# Working data:
--*--
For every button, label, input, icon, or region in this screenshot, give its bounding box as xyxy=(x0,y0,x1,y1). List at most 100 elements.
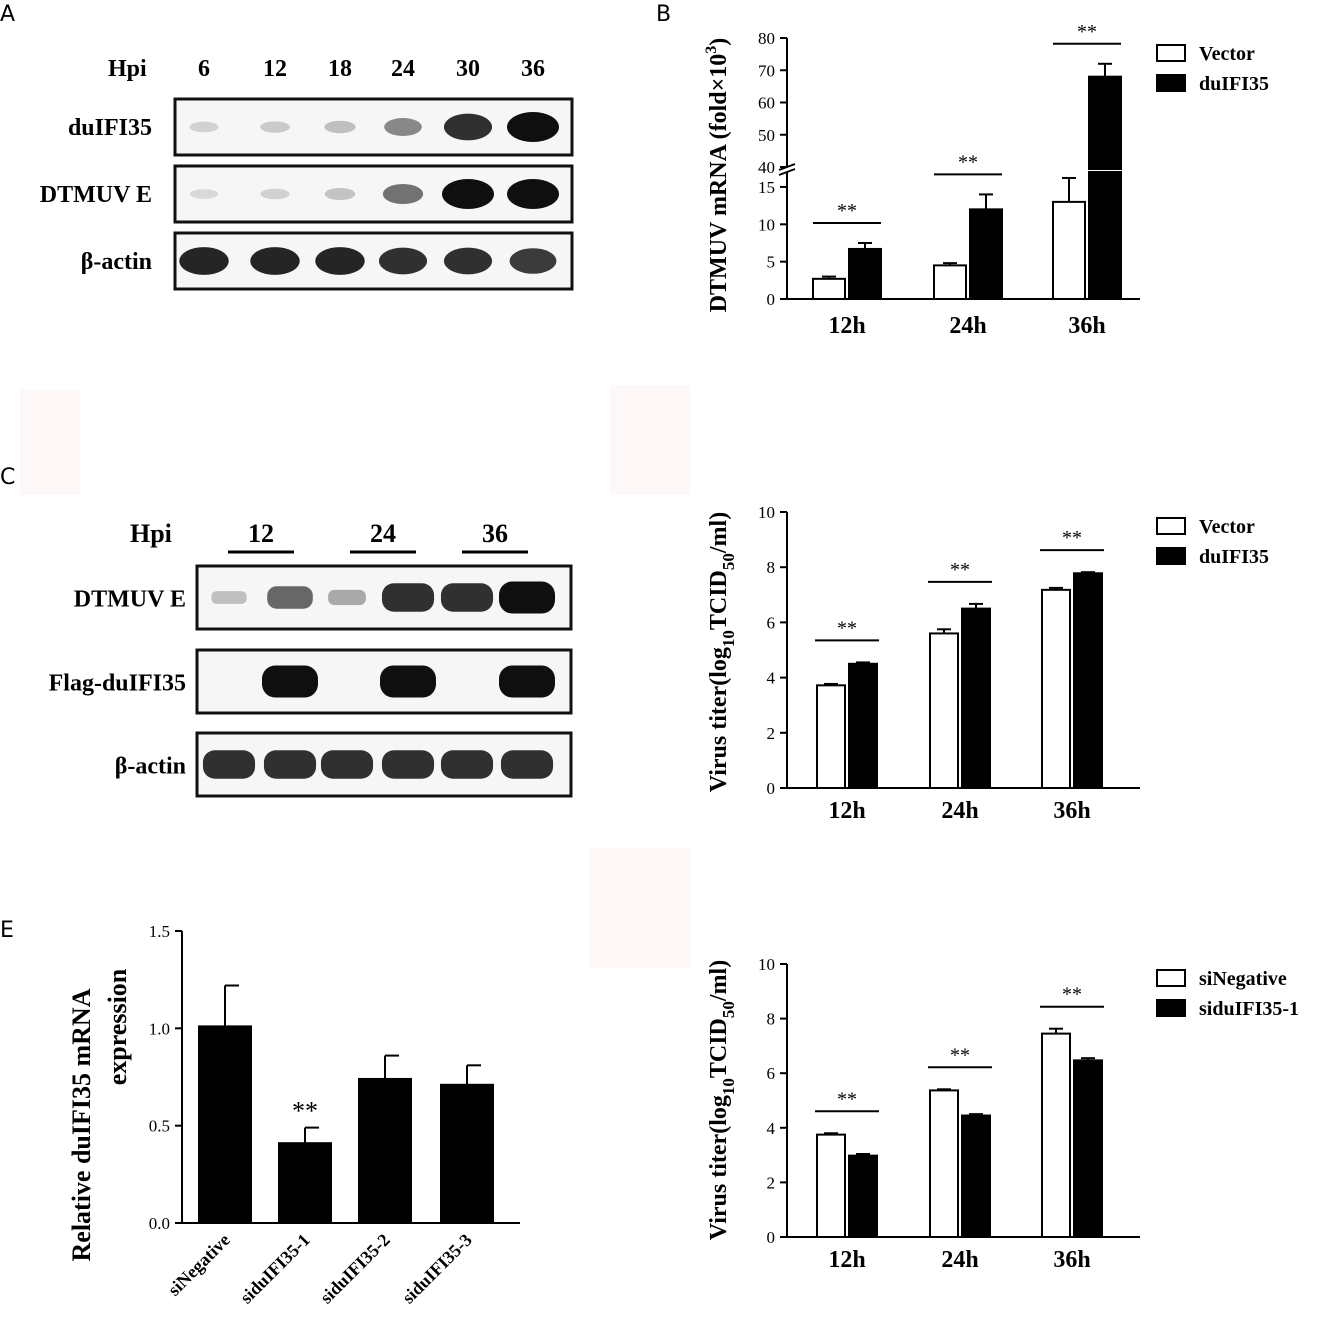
blot-a-timepoint: 12 xyxy=(263,56,287,82)
chart-e: Relative duIFI35 mRNA expression 0.0 0.5 1… xyxy=(67,922,520,1308)
significance-label: ** xyxy=(1077,21,1097,43)
blot-a-band xyxy=(384,118,422,136)
y-tick-label: 4 xyxy=(767,1119,776,1138)
blot-c-band xyxy=(440,583,494,612)
blot-a-band xyxy=(179,247,229,275)
y-tick-label: 0.5 xyxy=(149,1117,170,1136)
bar xyxy=(929,632,959,789)
blot-a-band xyxy=(324,120,356,134)
bar xyxy=(816,684,846,789)
x-tick-label: siduIFI35-3 xyxy=(398,1230,476,1308)
y-tick-label: 10 xyxy=(758,215,775,234)
x-tick-label: 36h xyxy=(1053,798,1090,824)
bar xyxy=(848,1154,878,1238)
y-tick-label: 8 xyxy=(767,1010,776,1029)
bar xyxy=(816,1133,846,1238)
significance-label: ** xyxy=(958,151,978,173)
y-tick-label: 10 xyxy=(758,503,775,522)
blot-c-band xyxy=(328,589,366,606)
chart-e-ylabel-line2: expression xyxy=(103,968,132,1085)
bar xyxy=(961,607,991,789)
blot-c-row-label: DTMUV E xyxy=(74,587,186,613)
legend-label: siduIFI35-1 xyxy=(1199,998,1299,1020)
bar xyxy=(969,208,1003,300)
chart-d-ylabel: Virus titer(log10TCID50/ml) xyxy=(706,512,738,792)
x-tick-label: siNegative xyxy=(164,1230,234,1300)
blot-a-band xyxy=(378,247,428,275)
blot-a-row-label: DTMUV E xyxy=(40,182,152,208)
blot-a-hpi-label: Hpi xyxy=(108,56,147,82)
blot-a-membrane xyxy=(173,231,574,291)
x-tick-label: 36h xyxy=(1068,313,1105,339)
legend-swatch xyxy=(1156,74,1186,92)
y-tick-label: 0 xyxy=(767,779,776,798)
background-tint xyxy=(590,848,690,968)
y-tick-label: 60 xyxy=(758,94,775,113)
significance-label: ** xyxy=(1062,527,1082,549)
bar xyxy=(961,1114,991,1238)
chart-f: Virus titer(log10TCID50/ml) 0 2 4 6 8 10 12h **… xyxy=(706,955,1299,1273)
y-tick-label: 5 xyxy=(767,253,776,272)
blot-a-band xyxy=(509,248,557,274)
x-tick-label: 36h xyxy=(1053,1247,1090,1273)
blot-a-band xyxy=(507,112,559,142)
legend-label: duIFI35 xyxy=(1199,73,1269,95)
bar xyxy=(440,1083,494,1224)
x-tick-label: 12h xyxy=(828,1247,865,1273)
blot-c-band xyxy=(500,750,554,779)
blot-a-band xyxy=(260,188,290,200)
legend-swatch xyxy=(1156,969,1186,987)
blot-a-rows: duIFI35 DTMUV E β-actin xyxy=(40,97,574,291)
y-tick-label: 50 xyxy=(758,126,775,145)
background-tint xyxy=(20,390,80,495)
y-tick-label: 4 xyxy=(767,669,776,688)
bar xyxy=(812,277,846,300)
y-tick-label: 0 xyxy=(767,1228,776,1247)
y-tick-label: 70 xyxy=(758,61,775,80)
y-tick-label: 40 xyxy=(758,158,775,177)
blot-a-timepoints: 6 12 18 24 30 36 xyxy=(198,56,545,82)
legend-swatch xyxy=(1156,44,1186,62)
y-tick-label: 2 xyxy=(767,1173,776,1192)
blot-c-band xyxy=(440,750,494,779)
blot-c-timepoint: 24 xyxy=(370,519,396,548)
panel-label-a: A xyxy=(0,2,16,27)
blot-a: Hpi 6 12 18 24 30 36 duIFI35 DTMUV E β-actin xyxy=(40,56,574,291)
blot-a-row-label: duIFI35 xyxy=(68,115,152,141)
blot-c-band xyxy=(499,581,555,614)
blot-a-band xyxy=(189,121,219,133)
bar xyxy=(278,1142,332,1224)
bar xyxy=(1073,572,1103,789)
significance-label: ** xyxy=(837,617,857,639)
chart-b-ylabel: DTMUV mRNA (fold×103) xyxy=(703,38,732,313)
y-tick-label: 6 xyxy=(767,1064,776,1083)
blot-c-band xyxy=(267,586,313,609)
bar xyxy=(1041,1032,1071,1238)
background-tint xyxy=(610,385,690,495)
legend-label: Vector xyxy=(1199,43,1255,65)
blot-a-band xyxy=(443,247,493,275)
blot-c-band xyxy=(381,583,435,612)
x-tick-label: 24h xyxy=(941,798,978,824)
panel-label-b: B xyxy=(656,2,672,27)
bar xyxy=(1052,200,1086,300)
y-tick-label: 1.0 xyxy=(149,1019,170,1038)
significance-label: ** xyxy=(292,1097,318,1126)
blot-c-timepoints: 12 24 36 xyxy=(228,519,528,554)
y-tick-label: 0 xyxy=(767,290,776,309)
panel-label-e: E xyxy=(0,918,14,943)
bar xyxy=(1073,1059,1103,1238)
blot-c-band xyxy=(320,750,374,779)
significance-label: ** xyxy=(837,200,857,222)
bar xyxy=(1088,75,1122,300)
blot-c-band xyxy=(211,591,247,604)
x-tick-label: siduIFI35-1 xyxy=(236,1230,314,1308)
bar xyxy=(358,1077,412,1224)
y-tick-label: 10 xyxy=(758,955,775,974)
blot-a-timepoint: 18 xyxy=(328,56,352,82)
bar xyxy=(1041,588,1071,789)
legend-swatch xyxy=(1156,517,1186,535)
blot-a-band xyxy=(315,247,365,275)
axis-break-mark xyxy=(778,168,796,176)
--*--
Output the entries verbatim but drop the images.

# Written reply:
For every button, label, input, icon, or region in this screenshot, give its bounding box as xyxy=(x0,y0,x1,y1). List at most 100 elements.
blot-a-timepoint: 12 xyxy=(263,56,287,82)
chart-e: Relative duIFI35 mRNA expression 0.0 0.5 1… xyxy=(67,922,520,1308)
significance-label: ** xyxy=(1077,21,1097,43)
blot-a-band xyxy=(384,118,422,136)
y-tick-label: 4 xyxy=(767,1119,776,1138)
blot-c-band xyxy=(440,583,494,612)
blot-a-band xyxy=(179,247,229,275)
y-tick-label: 0.5 xyxy=(149,1117,170,1136)
bar xyxy=(929,632,959,789)
blot-a-band xyxy=(324,120,356,134)
bar xyxy=(816,684,846,789)
x-tick-label: siduIFI35-3 xyxy=(398,1230,476,1308)
y-tick-label: 10 xyxy=(758,215,775,234)
x-tick-label: 36h xyxy=(1053,798,1090,824)
bar xyxy=(848,1154,878,1238)
y-tick-label: 8 xyxy=(767,1010,776,1029)
bar xyxy=(816,1133,846,1238)
significance-label: ** xyxy=(958,151,978,173)
y-tick-label: 10 xyxy=(758,503,775,522)
blot-c-band xyxy=(328,589,366,606)
chart-e-ylabel-line2: expression xyxy=(103,968,132,1085)
bar xyxy=(961,607,991,789)
blot-c-row-label: DTMUV E xyxy=(74,587,186,613)
legend-label: siduIFI35-1 xyxy=(1199,998,1299,1020)
bar xyxy=(969,208,1003,300)
chart-d-ylabel: Virus titer(log10TCID50/ml) xyxy=(706,512,738,792)
x-tick-label: siNegative xyxy=(164,1230,234,1300)
blot-a-band xyxy=(378,247,428,275)
blot-a-row-label: DTMUV E xyxy=(40,182,152,208)
blot-a-hpi-label: Hpi xyxy=(108,56,147,82)
blot-a-membrane xyxy=(173,231,574,291)
x-tick-label: 36h xyxy=(1068,313,1105,339)
legend-swatch xyxy=(1156,74,1186,92)
y-tick-label: 0 xyxy=(767,779,776,798)
background-tint xyxy=(590,848,690,968)
y-tick-label: 60 xyxy=(758,94,775,113)
significance-label: ** xyxy=(1062,527,1082,549)
bar xyxy=(961,1114,991,1238)
chart-f: Virus titer(log10TCID50/ml) 0 2 4 6 8 10 12h **… xyxy=(706,955,1299,1273)
y-tick-label: 5 xyxy=(767,253,776,272)
blot-a-band xyxy=(509,248,557,274)
x-tick-label: 36h xyxy=(1053,1247,1090,1273)
blot-a-band xyxy=(507,112,559,142)
legend-label: duIFI35 xyxy=(1199,73,1269,95)
bar xyxy=(440,1083,494,1224)
x-tick-label: 12h xyxy=(828,1247,865,1273)
blot-c-band xyxy=(500,750,554,779)
blot-a-band xyxy=(260,188,290,200)
legend-swatch xyxy=(1156,969,1186,987)
blot-a-rows: duIFI35 DTMUV E β-actin xyxy=(40,97,574,291)
y-tick-label: 50 xyxy=(758,126,775,145)
background-tint xyxy=(20,390,80,495)
y-tick-label: 4 xyxy=(767,669,776,688)
bar xyxy=(812,277,846,300)
y-tick-label: 0 xyxy=(767,1228,776,1247)
y-tick-label: 70 xyxy=(758,61,775,80)
y-tick-label: 40 xyxy=(758,158,775,177)
blot-a-timepoints: 6 12 18 24 30 36 xyxy=(198,56,545,82)
legend-swatch xyxy=(1156,44,1186,62)
y-tick-label: 2 xyxy=(767,1173,776,1192)
blot-c-band xyxy=(440,750,494,779)
blot-c-timepoint: 24 xyxy=(370,519,396,548)
panel-label-a: A xyxy=(0,2,16,27)
blot-a: Hpi 6 12 18 24 30 36 duIFI35 DTMUV E β-actin xyxy=(40,56,574,291)
blot-a-row-label: duIFI35 xyxy=(68,115,152,141)
blot-c-band xyxy=(499,581,555,614)
blot-a-band xyxy=(189,121,219,133)
bar xyxy=(278,1142,332,1224)
bar xyxy=(1073,572,1103,789)
significance-label: ** xyxy=(837,617,857,639)
chart-b-ylabel: DTMUV mRNA (fold×103) xyxy=(703,38,732,313)
y-tick-label: 6 xyxy=(767,1064,776,1083)
blot-c-band xyxy=(267,586,313,609)
bar xyxy=(1041,1032,1071,1238)
background-tint xyxy=(610,385,690,495)
legend-label: Vector xyxy=(1199,43,1255,65)
blot-a-band xyxy=(443,247,493,275)
blot-c-band xyxy=(381,583,435,612)
x-tick-label: 24h xyxy=(941,798,978,824)
panel-label-b: B xyxy=(656,2,672,27)
bar xyxy=(1052,200,1086,300)
y-tick-label: 1.0 xyxy=(149,1019,170,1038)
significance-label: ** xyxy=(292,1097,318,1126)
blot-c-timepoints: 12 24 36 xyxy=(228,519,528,554)
y-tick-label: 0 xyxy=(767,290,776,309)
panel-label-e: E xyxy=(0,918,14,943)
bar xyxy=(1073,1059,1103,1238)
blot-c-band xyxy=(320,750,374,779)
significance-label: ** xyxy=(837,200,857,222)
bar xyxy=(1088,75,1122,300)
blot-c-band xyxy=(211,591,247,604)
x-tick-label: siduIFI35-1 xyxy=(236,1230,314,1308)
bar xyxy=(358,1077,412,1224)
y-tick-label: 10 xyxy=(758,955,775,974)
blot-a-timepoint: 18 xyxy=(328,56,352,82)
bar xyxy=(1041,588,1071,789)
legend-swatch xyxy=(1156,517,1186,535)
blot-a-band xyxy=(315,247,365,275)
axis-break-mark xyxy=(778,168,796,176)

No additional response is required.